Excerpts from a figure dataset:
┏━━

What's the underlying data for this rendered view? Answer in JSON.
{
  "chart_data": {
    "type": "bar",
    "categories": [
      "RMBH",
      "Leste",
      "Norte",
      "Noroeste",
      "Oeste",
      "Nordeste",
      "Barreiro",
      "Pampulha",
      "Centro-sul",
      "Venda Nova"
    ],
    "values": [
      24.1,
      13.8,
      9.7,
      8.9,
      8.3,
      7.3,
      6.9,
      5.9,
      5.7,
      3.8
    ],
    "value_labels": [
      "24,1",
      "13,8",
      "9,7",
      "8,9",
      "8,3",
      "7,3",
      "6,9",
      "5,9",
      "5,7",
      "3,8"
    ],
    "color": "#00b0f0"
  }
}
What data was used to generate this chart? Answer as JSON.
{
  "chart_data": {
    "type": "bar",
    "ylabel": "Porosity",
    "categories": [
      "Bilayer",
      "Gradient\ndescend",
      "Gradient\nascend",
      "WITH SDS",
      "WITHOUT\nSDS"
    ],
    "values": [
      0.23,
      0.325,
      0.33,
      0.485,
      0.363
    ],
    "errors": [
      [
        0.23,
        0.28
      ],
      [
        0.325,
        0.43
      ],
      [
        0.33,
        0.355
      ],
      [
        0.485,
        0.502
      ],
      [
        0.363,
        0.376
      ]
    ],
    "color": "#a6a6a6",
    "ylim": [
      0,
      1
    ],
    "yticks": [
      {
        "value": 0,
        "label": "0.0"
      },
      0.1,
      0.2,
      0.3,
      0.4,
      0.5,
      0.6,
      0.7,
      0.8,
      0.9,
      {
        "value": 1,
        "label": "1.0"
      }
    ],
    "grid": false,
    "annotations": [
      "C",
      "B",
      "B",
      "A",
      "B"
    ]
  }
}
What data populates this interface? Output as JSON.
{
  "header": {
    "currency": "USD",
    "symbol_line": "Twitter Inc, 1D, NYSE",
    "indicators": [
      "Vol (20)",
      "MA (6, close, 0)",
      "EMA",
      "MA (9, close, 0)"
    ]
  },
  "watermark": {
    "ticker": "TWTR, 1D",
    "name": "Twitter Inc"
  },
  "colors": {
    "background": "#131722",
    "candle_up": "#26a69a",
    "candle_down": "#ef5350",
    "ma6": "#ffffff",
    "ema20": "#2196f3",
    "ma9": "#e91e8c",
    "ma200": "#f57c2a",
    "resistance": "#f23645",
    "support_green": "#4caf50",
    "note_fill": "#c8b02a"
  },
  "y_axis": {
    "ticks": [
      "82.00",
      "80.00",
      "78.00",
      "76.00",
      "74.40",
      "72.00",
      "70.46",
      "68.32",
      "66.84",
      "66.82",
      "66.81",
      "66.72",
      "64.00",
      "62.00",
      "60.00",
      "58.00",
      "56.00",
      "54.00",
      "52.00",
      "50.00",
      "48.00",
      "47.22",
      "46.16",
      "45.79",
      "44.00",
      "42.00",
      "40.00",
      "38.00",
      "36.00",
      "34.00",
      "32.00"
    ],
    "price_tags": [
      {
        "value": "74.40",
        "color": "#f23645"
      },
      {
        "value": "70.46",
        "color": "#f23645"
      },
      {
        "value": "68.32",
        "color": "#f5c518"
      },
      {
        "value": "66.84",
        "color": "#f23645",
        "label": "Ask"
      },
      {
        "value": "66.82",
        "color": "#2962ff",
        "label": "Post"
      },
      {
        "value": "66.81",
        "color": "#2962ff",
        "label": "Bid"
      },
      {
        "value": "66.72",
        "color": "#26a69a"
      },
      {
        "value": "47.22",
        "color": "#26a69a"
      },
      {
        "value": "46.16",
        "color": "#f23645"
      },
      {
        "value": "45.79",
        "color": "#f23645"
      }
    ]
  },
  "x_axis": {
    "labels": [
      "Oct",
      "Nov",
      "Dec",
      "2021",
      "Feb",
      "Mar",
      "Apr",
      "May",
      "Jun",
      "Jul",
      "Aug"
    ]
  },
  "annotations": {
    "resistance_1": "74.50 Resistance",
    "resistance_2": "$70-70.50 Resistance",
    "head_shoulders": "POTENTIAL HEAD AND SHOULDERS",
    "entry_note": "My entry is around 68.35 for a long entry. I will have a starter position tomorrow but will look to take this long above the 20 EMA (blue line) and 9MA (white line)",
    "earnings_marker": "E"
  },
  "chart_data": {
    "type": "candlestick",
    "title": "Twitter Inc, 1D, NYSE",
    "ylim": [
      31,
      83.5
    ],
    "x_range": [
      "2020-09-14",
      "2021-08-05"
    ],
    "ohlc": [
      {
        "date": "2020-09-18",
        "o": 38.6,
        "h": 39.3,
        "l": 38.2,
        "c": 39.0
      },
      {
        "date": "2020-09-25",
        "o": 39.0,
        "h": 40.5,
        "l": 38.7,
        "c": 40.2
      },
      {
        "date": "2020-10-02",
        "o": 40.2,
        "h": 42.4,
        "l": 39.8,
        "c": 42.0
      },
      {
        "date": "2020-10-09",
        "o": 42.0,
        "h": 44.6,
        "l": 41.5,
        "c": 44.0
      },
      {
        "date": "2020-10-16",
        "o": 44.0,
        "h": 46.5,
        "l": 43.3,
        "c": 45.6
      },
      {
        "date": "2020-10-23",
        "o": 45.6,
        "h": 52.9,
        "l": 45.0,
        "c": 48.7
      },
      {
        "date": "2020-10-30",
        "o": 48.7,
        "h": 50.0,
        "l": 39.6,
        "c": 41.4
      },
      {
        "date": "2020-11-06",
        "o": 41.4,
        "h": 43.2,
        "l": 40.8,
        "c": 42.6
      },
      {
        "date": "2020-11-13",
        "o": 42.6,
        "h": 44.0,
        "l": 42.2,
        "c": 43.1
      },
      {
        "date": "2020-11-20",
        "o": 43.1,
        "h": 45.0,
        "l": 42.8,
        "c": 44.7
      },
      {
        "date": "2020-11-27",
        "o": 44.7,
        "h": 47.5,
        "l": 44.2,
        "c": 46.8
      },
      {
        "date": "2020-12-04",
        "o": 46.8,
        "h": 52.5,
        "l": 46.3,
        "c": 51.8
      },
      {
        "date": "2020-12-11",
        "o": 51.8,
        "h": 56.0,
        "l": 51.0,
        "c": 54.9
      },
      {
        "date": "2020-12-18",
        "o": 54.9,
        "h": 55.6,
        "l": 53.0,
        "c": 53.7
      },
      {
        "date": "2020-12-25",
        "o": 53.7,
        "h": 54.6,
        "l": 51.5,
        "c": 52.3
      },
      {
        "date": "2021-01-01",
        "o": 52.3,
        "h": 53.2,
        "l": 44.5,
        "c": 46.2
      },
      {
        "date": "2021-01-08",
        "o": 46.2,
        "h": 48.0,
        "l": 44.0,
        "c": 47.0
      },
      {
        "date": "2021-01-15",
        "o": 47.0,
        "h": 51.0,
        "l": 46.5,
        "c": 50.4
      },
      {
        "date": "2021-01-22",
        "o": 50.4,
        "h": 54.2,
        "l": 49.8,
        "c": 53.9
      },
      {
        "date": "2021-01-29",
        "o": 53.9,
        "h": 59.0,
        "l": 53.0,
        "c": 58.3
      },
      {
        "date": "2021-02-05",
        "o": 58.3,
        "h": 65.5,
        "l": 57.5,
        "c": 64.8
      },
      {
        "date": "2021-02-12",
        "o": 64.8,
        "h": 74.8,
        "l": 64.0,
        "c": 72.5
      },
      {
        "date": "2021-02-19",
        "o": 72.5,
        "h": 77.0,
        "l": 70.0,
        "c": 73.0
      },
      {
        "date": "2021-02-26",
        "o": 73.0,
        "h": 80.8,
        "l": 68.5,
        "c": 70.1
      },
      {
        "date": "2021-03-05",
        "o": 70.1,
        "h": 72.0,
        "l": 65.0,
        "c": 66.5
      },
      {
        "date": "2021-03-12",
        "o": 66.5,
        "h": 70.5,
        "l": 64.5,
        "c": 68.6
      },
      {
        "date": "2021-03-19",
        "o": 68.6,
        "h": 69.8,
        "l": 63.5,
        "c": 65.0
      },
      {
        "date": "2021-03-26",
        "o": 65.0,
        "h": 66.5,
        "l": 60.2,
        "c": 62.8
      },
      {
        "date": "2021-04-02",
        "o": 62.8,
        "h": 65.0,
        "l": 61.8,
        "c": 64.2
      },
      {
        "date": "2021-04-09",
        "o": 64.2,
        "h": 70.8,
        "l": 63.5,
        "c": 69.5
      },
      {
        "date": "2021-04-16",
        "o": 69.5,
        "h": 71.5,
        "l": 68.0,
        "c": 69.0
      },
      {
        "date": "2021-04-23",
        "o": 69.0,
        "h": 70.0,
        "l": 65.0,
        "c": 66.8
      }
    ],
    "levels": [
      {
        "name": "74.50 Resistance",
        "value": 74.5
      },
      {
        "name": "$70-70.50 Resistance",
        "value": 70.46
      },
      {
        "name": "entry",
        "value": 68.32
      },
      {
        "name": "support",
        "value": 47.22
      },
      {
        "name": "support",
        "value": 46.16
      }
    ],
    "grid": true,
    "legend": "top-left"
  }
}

┗━━

== Instructions for the task ==
From the entries above, list each line with "name" in it.

== Written answer ==
    "name": "Twitter Inc"
        "name": "74.50 Resistance",
        "name": "$70-70.50 Resistance",
        "name": "entry",
        "name": "support",
        "name": "support",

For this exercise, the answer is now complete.